__EXERCISE OBJECTIVE__: Extract every line from the records below that contains the word "historii".

__GIVEN RECORDS__:

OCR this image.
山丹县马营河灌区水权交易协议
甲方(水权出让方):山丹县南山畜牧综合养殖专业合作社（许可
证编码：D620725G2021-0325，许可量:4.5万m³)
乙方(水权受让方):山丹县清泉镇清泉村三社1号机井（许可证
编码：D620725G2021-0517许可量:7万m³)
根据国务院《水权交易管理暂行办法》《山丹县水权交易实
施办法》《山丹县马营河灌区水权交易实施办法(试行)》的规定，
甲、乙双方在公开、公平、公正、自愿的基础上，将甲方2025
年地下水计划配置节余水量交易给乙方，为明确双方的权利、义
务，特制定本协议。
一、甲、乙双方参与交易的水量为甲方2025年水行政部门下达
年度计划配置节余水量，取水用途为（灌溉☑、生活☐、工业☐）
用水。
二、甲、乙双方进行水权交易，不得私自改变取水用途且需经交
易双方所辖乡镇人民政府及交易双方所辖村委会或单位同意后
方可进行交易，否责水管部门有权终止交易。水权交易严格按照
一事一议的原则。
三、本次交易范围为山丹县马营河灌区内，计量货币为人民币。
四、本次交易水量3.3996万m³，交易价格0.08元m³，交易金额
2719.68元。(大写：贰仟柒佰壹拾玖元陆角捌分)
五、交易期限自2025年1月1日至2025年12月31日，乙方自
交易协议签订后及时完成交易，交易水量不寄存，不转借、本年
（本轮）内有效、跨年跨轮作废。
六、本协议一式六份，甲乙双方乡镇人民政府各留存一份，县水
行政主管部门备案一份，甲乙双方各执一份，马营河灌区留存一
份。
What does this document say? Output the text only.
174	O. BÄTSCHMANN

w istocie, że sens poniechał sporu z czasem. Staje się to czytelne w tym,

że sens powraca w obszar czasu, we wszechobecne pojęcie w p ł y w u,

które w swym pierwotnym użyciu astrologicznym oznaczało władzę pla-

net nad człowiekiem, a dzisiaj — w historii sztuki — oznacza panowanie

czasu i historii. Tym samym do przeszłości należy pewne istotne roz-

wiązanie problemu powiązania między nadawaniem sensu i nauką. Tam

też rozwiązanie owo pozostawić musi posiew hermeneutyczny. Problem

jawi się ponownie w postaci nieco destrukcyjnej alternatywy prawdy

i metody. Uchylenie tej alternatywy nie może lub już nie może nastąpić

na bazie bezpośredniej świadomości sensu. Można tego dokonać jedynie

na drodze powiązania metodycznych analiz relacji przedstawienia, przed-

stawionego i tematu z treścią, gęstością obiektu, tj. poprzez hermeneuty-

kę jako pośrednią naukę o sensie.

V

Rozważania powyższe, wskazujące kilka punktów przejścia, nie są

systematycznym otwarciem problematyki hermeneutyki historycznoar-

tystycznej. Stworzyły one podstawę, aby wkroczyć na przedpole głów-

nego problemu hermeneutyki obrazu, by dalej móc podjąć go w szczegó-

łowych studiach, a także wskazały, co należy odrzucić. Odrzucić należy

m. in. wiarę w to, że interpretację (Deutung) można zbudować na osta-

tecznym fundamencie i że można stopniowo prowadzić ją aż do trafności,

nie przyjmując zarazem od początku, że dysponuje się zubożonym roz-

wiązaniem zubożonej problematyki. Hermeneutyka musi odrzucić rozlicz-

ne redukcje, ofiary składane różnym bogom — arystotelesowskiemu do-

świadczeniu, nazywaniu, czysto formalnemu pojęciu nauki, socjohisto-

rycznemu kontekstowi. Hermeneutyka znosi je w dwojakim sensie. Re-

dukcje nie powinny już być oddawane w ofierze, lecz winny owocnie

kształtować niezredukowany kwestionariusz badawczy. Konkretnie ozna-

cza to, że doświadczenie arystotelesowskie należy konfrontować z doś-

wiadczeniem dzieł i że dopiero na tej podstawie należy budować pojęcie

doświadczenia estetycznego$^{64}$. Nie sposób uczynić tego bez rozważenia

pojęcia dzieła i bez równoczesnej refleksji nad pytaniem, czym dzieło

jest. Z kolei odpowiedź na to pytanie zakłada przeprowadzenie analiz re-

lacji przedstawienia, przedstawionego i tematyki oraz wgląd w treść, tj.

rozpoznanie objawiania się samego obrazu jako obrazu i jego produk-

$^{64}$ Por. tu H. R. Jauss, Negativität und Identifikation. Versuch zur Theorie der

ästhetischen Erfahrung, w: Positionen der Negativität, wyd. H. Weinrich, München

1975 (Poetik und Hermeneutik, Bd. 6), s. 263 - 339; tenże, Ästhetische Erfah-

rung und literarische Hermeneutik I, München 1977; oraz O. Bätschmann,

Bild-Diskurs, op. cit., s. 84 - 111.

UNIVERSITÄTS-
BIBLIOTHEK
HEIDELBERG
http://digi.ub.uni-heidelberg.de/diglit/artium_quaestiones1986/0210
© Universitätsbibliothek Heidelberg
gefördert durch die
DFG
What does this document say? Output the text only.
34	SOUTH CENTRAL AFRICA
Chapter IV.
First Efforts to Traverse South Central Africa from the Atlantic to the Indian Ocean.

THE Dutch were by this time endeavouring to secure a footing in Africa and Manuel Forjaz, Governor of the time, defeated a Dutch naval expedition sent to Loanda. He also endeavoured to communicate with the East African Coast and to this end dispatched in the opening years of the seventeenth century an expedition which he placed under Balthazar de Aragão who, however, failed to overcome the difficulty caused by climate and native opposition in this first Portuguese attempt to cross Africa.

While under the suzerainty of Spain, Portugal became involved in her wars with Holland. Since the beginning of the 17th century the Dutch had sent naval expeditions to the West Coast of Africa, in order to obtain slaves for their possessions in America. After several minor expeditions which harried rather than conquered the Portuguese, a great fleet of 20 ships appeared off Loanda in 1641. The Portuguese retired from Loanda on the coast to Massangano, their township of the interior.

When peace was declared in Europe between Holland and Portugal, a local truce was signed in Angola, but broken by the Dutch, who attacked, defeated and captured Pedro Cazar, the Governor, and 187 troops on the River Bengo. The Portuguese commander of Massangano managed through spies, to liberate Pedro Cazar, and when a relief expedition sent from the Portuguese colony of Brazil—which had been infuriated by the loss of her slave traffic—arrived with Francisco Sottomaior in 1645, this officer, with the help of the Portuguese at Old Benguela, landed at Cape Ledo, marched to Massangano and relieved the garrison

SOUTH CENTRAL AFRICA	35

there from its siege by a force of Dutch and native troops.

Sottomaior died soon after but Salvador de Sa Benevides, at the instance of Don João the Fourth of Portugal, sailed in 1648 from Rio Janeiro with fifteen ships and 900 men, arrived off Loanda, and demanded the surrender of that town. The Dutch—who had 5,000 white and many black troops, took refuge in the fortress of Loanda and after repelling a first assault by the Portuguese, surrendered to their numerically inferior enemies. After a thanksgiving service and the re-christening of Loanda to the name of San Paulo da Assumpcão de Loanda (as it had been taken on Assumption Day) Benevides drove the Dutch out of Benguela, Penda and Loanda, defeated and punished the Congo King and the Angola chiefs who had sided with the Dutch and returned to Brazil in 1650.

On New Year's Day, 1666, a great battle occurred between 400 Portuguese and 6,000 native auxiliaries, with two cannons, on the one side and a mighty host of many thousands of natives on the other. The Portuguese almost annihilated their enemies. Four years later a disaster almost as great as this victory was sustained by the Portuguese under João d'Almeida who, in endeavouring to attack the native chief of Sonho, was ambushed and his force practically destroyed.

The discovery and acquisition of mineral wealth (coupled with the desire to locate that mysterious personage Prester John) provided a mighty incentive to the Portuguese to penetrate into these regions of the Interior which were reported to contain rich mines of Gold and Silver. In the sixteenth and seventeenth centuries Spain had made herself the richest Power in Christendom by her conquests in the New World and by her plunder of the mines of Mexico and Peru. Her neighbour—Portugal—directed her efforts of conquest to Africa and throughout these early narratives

__EXERCISE RESPONSE__:
net nad człowiekiem, a dzisiaj — w historii sztuki — oznacza panowanie
czasu i historii. Tym samym do przeszłości należy pewne istotne roz-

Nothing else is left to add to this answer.